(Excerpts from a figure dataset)
<<<<

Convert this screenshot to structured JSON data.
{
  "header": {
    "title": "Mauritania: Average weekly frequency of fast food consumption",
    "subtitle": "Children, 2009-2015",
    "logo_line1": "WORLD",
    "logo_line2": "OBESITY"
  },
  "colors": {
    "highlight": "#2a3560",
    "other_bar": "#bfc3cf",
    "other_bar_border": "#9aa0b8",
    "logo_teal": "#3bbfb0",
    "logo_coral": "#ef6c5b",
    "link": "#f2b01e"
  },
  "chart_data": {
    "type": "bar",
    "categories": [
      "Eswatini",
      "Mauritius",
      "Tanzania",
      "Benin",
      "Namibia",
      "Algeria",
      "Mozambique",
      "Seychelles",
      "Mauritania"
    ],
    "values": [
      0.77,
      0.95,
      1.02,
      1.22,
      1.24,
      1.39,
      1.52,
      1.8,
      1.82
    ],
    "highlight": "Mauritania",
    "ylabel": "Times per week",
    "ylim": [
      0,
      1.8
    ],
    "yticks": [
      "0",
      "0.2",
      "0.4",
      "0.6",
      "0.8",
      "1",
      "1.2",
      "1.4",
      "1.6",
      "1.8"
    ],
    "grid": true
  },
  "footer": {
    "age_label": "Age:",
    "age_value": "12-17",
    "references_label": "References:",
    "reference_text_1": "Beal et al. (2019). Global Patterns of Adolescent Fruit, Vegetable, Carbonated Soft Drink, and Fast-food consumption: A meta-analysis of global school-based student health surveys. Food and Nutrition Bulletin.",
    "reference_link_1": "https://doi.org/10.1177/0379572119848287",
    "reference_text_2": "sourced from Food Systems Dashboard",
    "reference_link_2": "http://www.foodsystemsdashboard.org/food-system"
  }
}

>>>>

- **Task objective**
Return the listing above word for word.

- **Final result**
Convert this screenshot to structured JSON data.
{
  "header": {
    "title": "Mauritania: Average weekly frequency of fast food consumption",
    "subtitle": "Children, 2009-2015",
    "logo_line1": "WORLD",
    "logo_line2": "OBESITY"
  },
  "colors": {
    "highlight": "#2a3560",
    "other_bar": "#bfc3cf",
    "other_bar_border": "#9aa0b8",
    "logo_teal": "#3bbfb0",
    "logo_coral": "#ef6c5b",
    "link": "#f2b01e"
  },
  "chart_data": {
    "type": "bar",
    "categories": [
      "Eswatini",
      "Mauritius",
      "Tanzania",
      "Benin",
      "Namibia",
      "Algeria",
      "Mozambique",
      "Seychelles",
      "Mauritania"
    ],
    "values": [
      0.77,
      0.95,
      1.02,
      1.22,
      1.24,
      1.39,
      1.52,
      1.8,
      1.82
    ],
    "highlight": "Mauritania",
    "ylabel": "Times per week",
    "ylim": [
      0,
      1.8
    ],
    "yticks": [
      "0",
      "0.2",
      "0.4",
      "0.6",
      "0.8",
      "1",
      "1.2",
      "1.4",
      "1.6",
      "1.8"
    ],
    "grid": true
  },
  "footer": {
    "age_label": "Age:",
    "age_value": "12-17",
    "references_label": "References:",
    "reference_text_1": "Beal et al. (2019). Global Patterns of Adolescent Fruit, Vegetable, Carbonated Soft Drink, and Fast-food consumption: A meta-analysis of global school-based student health surveys. Food and Nutrition Bulletin.",
    "reference_link_1": "https://doi.org/10.1177/0379572119848287",
    "reference_text_2": "sourced from Food Systems Dashboard",
    "reference_link_2": "http://www.foodsystemsdashboard.org/food-system"
  }
}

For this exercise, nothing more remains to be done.